§ **To be done**
Across the listing below, count the lines that mention the string "території". Reply with the figure only.

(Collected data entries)
+++++

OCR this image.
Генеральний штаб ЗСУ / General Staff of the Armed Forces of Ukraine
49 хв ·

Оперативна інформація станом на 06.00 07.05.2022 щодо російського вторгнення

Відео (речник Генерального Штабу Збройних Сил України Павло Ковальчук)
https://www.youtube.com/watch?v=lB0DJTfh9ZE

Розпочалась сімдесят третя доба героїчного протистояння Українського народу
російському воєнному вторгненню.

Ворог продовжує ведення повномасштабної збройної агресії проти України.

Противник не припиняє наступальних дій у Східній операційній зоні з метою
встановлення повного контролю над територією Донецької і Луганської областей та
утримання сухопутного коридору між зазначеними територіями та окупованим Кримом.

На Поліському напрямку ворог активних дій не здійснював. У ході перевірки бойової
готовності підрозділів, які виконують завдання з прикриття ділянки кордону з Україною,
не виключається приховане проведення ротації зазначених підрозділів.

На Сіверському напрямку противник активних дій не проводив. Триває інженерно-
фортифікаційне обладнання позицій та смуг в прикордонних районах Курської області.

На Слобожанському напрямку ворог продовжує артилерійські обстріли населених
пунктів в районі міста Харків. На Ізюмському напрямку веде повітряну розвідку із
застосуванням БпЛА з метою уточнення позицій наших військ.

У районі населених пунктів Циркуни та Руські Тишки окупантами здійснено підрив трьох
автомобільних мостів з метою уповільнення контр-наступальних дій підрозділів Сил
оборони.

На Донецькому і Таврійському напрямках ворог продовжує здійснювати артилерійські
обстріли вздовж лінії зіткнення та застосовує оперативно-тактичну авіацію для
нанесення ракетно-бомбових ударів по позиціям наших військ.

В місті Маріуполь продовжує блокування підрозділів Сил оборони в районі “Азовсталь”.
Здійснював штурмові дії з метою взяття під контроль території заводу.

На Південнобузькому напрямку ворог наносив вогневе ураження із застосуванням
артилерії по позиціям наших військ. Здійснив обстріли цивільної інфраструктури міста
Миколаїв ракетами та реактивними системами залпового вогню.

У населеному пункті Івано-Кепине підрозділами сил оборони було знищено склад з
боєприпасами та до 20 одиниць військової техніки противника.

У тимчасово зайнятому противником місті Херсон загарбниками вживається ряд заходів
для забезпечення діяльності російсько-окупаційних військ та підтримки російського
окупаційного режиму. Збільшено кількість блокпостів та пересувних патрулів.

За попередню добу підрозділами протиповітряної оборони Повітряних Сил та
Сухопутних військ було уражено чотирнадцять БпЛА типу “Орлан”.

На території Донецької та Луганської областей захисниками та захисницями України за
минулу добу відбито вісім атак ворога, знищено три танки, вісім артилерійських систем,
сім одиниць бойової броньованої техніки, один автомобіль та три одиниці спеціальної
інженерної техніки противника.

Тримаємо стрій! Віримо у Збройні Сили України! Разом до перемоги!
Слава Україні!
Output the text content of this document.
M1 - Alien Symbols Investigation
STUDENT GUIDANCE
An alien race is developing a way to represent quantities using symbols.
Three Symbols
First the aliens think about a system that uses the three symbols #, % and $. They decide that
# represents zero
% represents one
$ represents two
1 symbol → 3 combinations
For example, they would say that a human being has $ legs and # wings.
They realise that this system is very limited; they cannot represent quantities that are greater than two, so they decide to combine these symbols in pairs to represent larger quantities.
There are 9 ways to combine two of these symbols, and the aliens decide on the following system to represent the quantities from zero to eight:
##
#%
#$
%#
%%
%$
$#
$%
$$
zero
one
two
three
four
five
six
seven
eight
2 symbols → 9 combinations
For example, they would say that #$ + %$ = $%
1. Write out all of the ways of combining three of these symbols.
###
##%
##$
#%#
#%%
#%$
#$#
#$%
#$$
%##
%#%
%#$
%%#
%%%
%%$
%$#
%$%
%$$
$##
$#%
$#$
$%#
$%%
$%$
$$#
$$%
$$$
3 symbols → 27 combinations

+++++

§ **Task output**
2